> **Exercise**: Check each line of the material. Copy those containing "points".

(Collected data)
····················

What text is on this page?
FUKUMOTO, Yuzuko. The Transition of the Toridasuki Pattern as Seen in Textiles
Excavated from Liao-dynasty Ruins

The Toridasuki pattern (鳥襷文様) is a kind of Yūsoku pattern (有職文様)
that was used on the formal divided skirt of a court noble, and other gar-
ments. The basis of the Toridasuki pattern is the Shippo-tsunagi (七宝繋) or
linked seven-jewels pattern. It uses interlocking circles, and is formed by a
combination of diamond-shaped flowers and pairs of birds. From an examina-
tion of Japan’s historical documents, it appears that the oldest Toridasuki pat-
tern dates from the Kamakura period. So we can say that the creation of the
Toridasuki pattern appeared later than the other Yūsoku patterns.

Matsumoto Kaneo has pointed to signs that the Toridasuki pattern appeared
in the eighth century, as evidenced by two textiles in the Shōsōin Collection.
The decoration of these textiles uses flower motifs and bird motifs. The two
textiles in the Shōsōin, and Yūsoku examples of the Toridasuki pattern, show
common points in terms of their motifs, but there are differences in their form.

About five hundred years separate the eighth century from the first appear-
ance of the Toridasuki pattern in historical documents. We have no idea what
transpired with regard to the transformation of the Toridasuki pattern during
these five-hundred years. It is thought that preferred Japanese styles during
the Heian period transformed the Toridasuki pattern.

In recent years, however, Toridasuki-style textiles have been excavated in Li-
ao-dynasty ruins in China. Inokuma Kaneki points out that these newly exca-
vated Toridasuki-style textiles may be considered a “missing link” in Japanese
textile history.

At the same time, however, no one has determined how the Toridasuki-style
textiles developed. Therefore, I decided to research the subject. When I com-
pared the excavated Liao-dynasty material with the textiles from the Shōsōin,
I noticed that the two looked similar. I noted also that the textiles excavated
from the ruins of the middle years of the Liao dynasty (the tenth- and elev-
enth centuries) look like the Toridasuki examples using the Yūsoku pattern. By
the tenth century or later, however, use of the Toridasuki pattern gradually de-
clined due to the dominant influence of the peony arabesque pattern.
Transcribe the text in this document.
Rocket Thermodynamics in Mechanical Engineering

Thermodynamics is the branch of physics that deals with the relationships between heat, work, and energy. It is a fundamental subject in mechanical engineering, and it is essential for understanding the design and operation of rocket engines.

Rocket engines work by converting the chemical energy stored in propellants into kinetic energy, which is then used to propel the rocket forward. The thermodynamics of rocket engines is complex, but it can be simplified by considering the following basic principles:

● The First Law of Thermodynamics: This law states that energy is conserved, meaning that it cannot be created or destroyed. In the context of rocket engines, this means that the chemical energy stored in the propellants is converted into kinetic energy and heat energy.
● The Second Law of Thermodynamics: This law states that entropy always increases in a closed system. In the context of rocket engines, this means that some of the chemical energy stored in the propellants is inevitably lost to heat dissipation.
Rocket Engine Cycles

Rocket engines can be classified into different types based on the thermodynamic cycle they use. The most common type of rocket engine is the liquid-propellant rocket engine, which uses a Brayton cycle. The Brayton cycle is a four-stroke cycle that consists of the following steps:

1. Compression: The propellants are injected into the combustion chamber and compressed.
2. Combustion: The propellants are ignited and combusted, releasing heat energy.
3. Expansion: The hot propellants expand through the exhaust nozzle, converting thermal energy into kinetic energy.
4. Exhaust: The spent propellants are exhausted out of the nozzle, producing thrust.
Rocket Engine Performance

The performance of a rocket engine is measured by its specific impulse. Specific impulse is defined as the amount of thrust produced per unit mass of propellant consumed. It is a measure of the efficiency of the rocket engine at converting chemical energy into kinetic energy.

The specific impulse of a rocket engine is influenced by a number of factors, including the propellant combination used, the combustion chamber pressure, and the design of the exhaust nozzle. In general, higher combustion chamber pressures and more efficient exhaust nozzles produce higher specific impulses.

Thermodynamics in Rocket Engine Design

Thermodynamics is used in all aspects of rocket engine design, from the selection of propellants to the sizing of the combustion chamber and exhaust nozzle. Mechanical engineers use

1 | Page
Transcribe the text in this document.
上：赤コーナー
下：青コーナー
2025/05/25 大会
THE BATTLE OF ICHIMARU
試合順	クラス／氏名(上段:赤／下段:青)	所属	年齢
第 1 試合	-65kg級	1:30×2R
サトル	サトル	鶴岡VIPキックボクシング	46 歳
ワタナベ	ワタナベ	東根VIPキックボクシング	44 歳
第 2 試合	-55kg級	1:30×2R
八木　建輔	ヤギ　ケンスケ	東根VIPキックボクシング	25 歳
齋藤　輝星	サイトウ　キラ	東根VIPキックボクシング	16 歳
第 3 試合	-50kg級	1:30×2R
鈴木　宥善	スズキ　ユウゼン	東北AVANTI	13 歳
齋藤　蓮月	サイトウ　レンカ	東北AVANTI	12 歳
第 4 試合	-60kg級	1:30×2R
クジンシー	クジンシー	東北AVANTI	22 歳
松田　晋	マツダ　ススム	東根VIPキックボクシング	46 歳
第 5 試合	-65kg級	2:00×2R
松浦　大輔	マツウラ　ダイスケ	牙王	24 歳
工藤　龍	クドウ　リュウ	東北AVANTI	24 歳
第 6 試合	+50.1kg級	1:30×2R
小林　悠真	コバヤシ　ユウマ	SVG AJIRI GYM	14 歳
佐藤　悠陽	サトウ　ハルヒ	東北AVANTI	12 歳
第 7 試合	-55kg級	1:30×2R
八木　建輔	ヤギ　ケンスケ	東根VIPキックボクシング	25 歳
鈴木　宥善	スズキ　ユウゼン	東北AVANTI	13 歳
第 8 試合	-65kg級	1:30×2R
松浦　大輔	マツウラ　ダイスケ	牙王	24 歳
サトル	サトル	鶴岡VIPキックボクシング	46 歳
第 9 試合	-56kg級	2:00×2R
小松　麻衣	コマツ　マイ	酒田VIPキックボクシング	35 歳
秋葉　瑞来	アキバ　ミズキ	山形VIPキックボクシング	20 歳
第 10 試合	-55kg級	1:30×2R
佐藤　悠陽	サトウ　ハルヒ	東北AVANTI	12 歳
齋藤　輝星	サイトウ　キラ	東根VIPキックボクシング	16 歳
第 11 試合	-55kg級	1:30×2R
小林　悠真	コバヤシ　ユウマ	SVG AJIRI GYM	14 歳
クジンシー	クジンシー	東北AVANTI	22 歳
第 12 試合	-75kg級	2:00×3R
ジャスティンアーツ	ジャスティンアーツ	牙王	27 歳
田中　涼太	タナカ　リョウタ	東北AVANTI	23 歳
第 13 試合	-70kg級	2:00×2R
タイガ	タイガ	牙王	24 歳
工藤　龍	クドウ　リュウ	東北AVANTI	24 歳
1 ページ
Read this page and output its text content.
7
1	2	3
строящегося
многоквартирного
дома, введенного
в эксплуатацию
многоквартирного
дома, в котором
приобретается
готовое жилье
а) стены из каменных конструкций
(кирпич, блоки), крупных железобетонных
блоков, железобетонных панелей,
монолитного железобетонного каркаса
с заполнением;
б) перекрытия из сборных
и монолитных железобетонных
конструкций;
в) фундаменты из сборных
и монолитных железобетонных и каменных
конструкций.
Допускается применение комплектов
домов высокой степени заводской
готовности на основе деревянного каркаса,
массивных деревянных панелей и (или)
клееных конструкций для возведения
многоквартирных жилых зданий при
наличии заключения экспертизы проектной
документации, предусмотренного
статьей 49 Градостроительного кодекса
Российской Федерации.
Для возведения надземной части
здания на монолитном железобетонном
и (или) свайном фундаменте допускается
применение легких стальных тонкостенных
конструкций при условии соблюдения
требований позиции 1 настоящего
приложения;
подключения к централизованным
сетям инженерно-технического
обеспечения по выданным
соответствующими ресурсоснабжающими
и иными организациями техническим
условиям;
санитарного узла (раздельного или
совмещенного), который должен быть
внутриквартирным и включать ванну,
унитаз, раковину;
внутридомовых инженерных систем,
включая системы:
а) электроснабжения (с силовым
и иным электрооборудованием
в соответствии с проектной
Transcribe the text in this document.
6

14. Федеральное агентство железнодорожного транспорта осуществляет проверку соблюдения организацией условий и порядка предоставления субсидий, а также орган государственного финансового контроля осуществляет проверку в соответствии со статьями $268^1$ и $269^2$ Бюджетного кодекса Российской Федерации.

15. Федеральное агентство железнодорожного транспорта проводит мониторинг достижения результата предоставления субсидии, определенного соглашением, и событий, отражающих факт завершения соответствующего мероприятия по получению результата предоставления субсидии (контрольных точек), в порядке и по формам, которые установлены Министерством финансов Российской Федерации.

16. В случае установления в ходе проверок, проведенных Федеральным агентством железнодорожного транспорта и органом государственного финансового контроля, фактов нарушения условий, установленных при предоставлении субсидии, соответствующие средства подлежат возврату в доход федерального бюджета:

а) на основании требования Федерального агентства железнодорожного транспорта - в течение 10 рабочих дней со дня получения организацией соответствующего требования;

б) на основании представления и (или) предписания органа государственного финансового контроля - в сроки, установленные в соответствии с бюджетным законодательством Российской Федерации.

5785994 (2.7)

····················

> **Task response**:
common points in terms of their motifs, but there are differences in their form.
ao-dynasty ruins in China. Inokuma Kaneki points out that these newly exca-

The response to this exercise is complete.